Exercise details: What lines of the data hold the string "scatter"? Pull each one out.

Dataset content:
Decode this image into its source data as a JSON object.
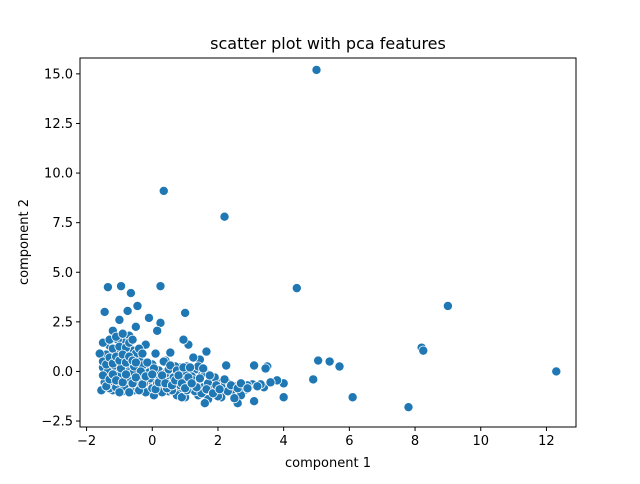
{
  "chart_data": {
    "type": "scatter",
    "title": "scatter plot with pca features",
    "xlabel": "component 1",
    "ylabel": "component 2",
    "xlim": [
      -2.2,
      12.9
    ],
    "ylim": [
      -2.8,
      15.8
    ],
    "xticks": [
      -2,
      0,
      2,
      4,
      6,
      8,
      10,
      12
    ],
    "yticks": [
      -2.5,
      0.0,
      2.5,
      5.0,
      7.5,
      10.0,
      12.5,
      15.0
    ],
    "xtick_labels": [
      "−2",
      "0",
      "2",
      "4",
      "6",
      "8",
      "10",
      "12"
    ],
    "ytick_labels": [
      "−2.5",
      "0.0",
      "2.5",
      "5.0",
      "7.5",
      "10.0",
      "12.5",
      "15.0"
    ],
    "grid": false,
    "legend": "none",
    "colors": {
      "marker": "#1f77b4",
      "marker_edge": "#ffffff",
      "axis": "#000000"
    },
    "series": [
      {
        "name": "pca features",
        "points": [
          [
            5.0,
            15.2
          ],
          [
            0.35,
            9.1
          ],
          [
            2.2,
            7.8
          ],
          [
            4.4,
            4.2
          ],
          [
            12.3,
            0.0
          ],
          [
            9.0,
            3.3
          ],
          [
            8.2,
            1.2
          ],
          [
            8.25,
            1.05
          ],
          [
            7.8,
            -1.8
          ],
          [
            6.1,
            -1.3
          ],
          [
            5.7,
            0.25
          ],
          [
            5.4,
            0.5
          ],
          [
            5.05,
            0.55
          ],
          [
            4.9,
            -0.4
          ],
          [
            4.0,
            -1.3
          ],
          [
            4.0,
            -0.6
          ],
          [
            3.8,
            -0.45
          ],
          [
            3.5,
            0.25
          ],
          [
            3.45,
            0.15
          ],
          [
            3.4,
            -0.8
          ],
          [
            3.3,
            -0.65
          ],
          [
            3.1,
            0.3
          ],
          [
            3.1,
            -1.5
          ],
          [
            3.05,
            -0.65
          ],
          [
            2.9,
            -0.7
          ],
          [
            2.8,
            -0.95
          ],
          [
            2.7,
            -1.2
          ],
          [
            2.6,
            -1.6
          ],
          [
            2.5,
            -0.75
          ],
          [
            2.4,
            -1.05
          ],
          [
            2.3,
            -0.6
          ],
          [
            2.25,
            0.3
          ],
          [
            2.2,
            -0.9
          ],
          [
            2.1,
            -1.3
          ],
          [
            2.0,
            -0.55
          ],
          [
            1.9,
            -1.05
          ],
          [
            1.85,
            -0.65
          ],
          [
            1.7,
            -1.4
          ],
          [
            1.65,
            1.0
          ],
          [
            1.6,
            -1.6
          ],
          [
            1.55,
            -0.8
          ],
          [
            1.5,
            -0.2
          ],
          [
            1.45,
            0.6
          ],
          [
            1.4,
            -1.2
          ],
          [
            1.35,
            -0.5
          ],
          [
            1.3,
            0.1
          ],
          [
            1.25,
            0.7
          ],
          [
            1.2,
            -0.9
          ],
          [
            1.1,
            1.35
          ],
          [
            1.05,
            0.25
          ],
          [
            1.0,
            -1.3
          ],
          [
            1.0,
            2.95
          ],
          [
            0.95,
            1.6
          ],
          [
            0.9,
            -0.4
          ],
          [
            0.85,
            0.2
          ],
          [
            0.8,
            -0.9
          ],
          [
            0.75,
            -1.2
          ],
          [
            0.7,
            0.25
          ],
          [
            0.6,
            -0.5
          ],
          [
            0.55,
            0.95
          ],
          [
            0.5,
            -1.0
          ],
          [
            0.45,
            -0.2
          ],
          [
            0.4,
            0.55
          ],
          [
            0.3,
            -0.7
          ],
          [
            0.25,
            4.3
          ],
          [
            0.25,
            2.45
          ],
          [
            0.2,
            -0.3
          ],
          [
            0.15,
            2.05
          ],
          [
            0.1,
            0.9
          ],
          [
            0.05,
            -1.2
          ],
          [
            0.0,
            0.35
          ],
          [
            -0.05,
            -0.55
          ],
          [
            -0.1,
            2.7
          ],
          [
            -0.15,
            -0.9
          ],
          [
            -0.2,
            1.35
          ],
          [
            -0.25,
            0.2
          ],
          [
            -0.3,
            -0.3
          ],
          [
            -0.4,
            0.6
          ],
          [
            -0.45,
            3.3
          ],
          [
            -0.5,
            2.25
          ],
          [
            -0.55,
            -0.95
          ],
          [
            -0.6,
            1.05
          ],
          [
            -0.65,
            3.95
          ],
          [
            -0.7,
            1.8
          ],
          [
            -0.7,
            0.2
          ],
          [
            -0.75,
            3.05
          ],
          [
            -0.8,
            -0.4
          ],
          [
            -0.85,
            1.45
          ],
          [
            -0.9,
            0.5
          ],
          [
            -0.95,
            4.3
          ],
          [
            -1.0,
            -0.7
          ],
          [
            -1.0,
            2.6
          ],
          [
            -1.05,
            1.6
          ],
          [
            -1.1,
            0.1
          ],
          [
            -1.15,
            1.0
          ],
          [
            -1.2,
            2.05
          ],
          [
            -1.2,
            -0.95
          ],
          [
            -1.25,
            0.55
          ],
          [
            -1.3,
            1.3
          ],
          [
            -1.35,
            4.25
          ],
          [
            -1.4,
            -0.3
          ],
          [
            -1.4,
            0.85
          ],
          [
            -1.45,
            3.0
          ],
          [
            -1.5,
            0.2
          ],
          [
            -1.5,
            1.45
          ],
          [
            -1.55,
            -0.95
          ],
          [
            -1.6,
            0.9
          ],
          [
            -1.3,
            -0.85
          ],
          [
            -1.2,
            -0.5
          ],
          [
            -1.1,
            -0.8
          ],
          [
            -1.0,
            -0.2
          ],
          [
            -0.9,
            -1.0
          ],
          [
            -0.8,
            0.85
          ],
          [
            -0.7,
            -0.75
          ],
          [
            -0.6,
            -0.1
          ],
          [
            -0.5,
            -0.8
          ],
          [
            -0.4,
            -0.4
          ],
          [
            -0.3,
            0.3
          ],
          [
            -0.2,
            -1.05
          ],
          [
            -0.1,
            -0.05
          ],
          [
            0.0,
            -0.85
          ],
          [
            0.1,
            -0.45
          ],
          [
            0.2,
            0.05
          ],
          [
            0.3,
            -1.05
          ],
          [
            0.4,
            -0.1
          ],
          [
            0.5,
            0.1
          ],
          [
            0.6,
            -0.95
          ],
          [
            0.7,
            -0.2
          ],
          [
            0.8,
            -0.55
          ],
          [
            0.9,
            -1.3
          ],
          [
            1.0,
            0.0
          ],
          [
            1.1,
            -0.65
          ],
          [
            1.2,
            -0.25
          ],
          [
            1.3,
            -1.0
          ],
          [
            1.4,
            0.25
          ],
          [
            1.5,
            -1.1
          ],
          [
            1.6,
            -0.05
          ],
          [
            1.7,
            -0.6
          ],
          [
            1.8,
            -0.95
          ],
          [
            1.9,
            -0.3
          ],
          [
            2.0,
            -1.25
          ],
          [
            2.1,
            -0.75
          ],
          [
            2.2,
            -0.4
          ],
          [
            2.3,
            -1.0
          ],
          [
            2.4,
            -0.7
          ],
          [
            2.5,
            -1.35
          ],
          [
            2.6,
            -0.85
          ],
          [
            2.7,
            -0.6
          ],
          [
            2.9,
            -0.85
          ],
          [
            3.2,
            -0.75
          ],
          [
            3.6,
            -0.55
          ],
          [
            -1.45,
            -0.55
          ],
          [
            -1.35,
            0.0
          ],
          [
            -1.25,
            -0.3
          ],
          [
            -1.15,
            0.3
          ],
          [
            -1.05,
            -0.5
          ],
          [
            -0.95,
            0.15
          ],
          [
            -0.85,
            -0.75
          ],
          [
            -0.75,
            0.4
          ],
          [
            -0.65,
            -0.5
          ],
          [
            -0.55,
            0.25
          ],
          [
            -0.45,
            -0.65
          ],
          [
            -0.35,
            0.0
          ],
          [
            -0.25,
            -0.6
          ],
          [
            -0.15,
            0.45
          ],
          [
            -0.05,
            -0.35
          ],
          [
            0.05,
            0.15
          ],
          [
            0.15,
            -0.6
          ],
          [
            0.35,
            0.5
          ],
          [
            0.45,
            -0.85
          ],
          [
            0.55,
            0.3
          ],
          [
            0.65,
            -0.3
          ],
          [
            0.75,
            0.05
          ],
          [
            0.85,
            -0.7
          ],
          [
            0.95,
            0.2
          ],
          [
            1.05,
            -0.95
          ],
          [
            1.15,
            0.2
          ],
          [
            1.25,
            -0.45
          ],
          [
            1.35,
            -0.8
          ],
          [
            1.45,
            -0.35
          ],
          [
            1.55,
            0.15
          ],
          [
            1.65,
            -0.9
          ],
          [
            1.75,
            -0.2
          ],
          [
            1.85,
            -1.1
          ],
          [
            1.95,
            -0.7
          ],
          [
            2.05,
            -0.9
          ],
          [
            -1.5,
            0.5
          ],
          [
            -1.3,
            1.6
          ],
          [
            -1.2,
            1.15
          ],
          [
            -1.1,
            1.75
          ],
          [
            -1.0,
            1.25
          ],
          [
            -0.9,
            1.9
          ],
          [
            -0.8,
            1.2
          ],
          [
            -0.7,
            1.45
          ],
          [
            -0.6,
            1.6
          ],
          [
            -0.5,
            0.9
          ],
          [
            -0.4,
            1.15
          ],
          [
            -0.3,
            0.9
          ],
          [
            -1.4,
            0.35
          ],
          [
            -1.3,
            0.7
          ],
          [
            -1.2,
            0.4
          ],
          [
            -1.1,
            0.75
          ],
          [
            -1.0,
            0.55
          ],
          [
            -0.9,
            0.85
          ],
          [
            -0.8,
            0.45
          ],
          [
            -0.7,
            0.75
          ],
          [
            -0.6,
            0.55
          ],
          [
            -0.5,
            0.45
          ],
          [
            -1.5,
            -0.2
          ],
          [
            -1.4,
            -0.75
          ],
          [
            -1.3,
            -0.4
          ],
          [
            -1.2,
            -0.15
          ],
          [
            -1.1,
            -0.45
          ],
          [
            -1.0,
            -1.05
          ],
          [
            -0.9,
            -0.55
          ],
          [
            -0.8,
            -0.15
          ],
          [
            -0.7,
            -1.05
          ],
          [
            -0.6,
            -0.6
          ],
          [
            -0.5,
            -0.3
          ],
          [
            -0.4,
            -0.95
          ],
          [
            -0.3,
            -0.65
          ],
          [
            -0.2,
            -0.25
          ],
          [
            0.0,
            -0.15
          ],
          [
            0.1,
            -0.9
          ],
          [
            0.2,
            -0.55
          ],
          [
            0.3,
            -0.2
          ],
          [
            0.4,
            -0.6
          ],
          [
            0.6,
            -0.7
          ],
          [
            0.7,
            -0.45
          ],
          [
            0.8,
            -0.2
          ],
          [
            0.9,
            -0.6
          ],
          [
            1.0,
            -0.85
          ],
          [
            1.1,
            -0.3
          ],
          [
            1.2,
            -0.6
          ]
        ]
      }
    ]
  }
}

Task answer:
    "type": "scatter",
    "title": "scatter plot with pca features",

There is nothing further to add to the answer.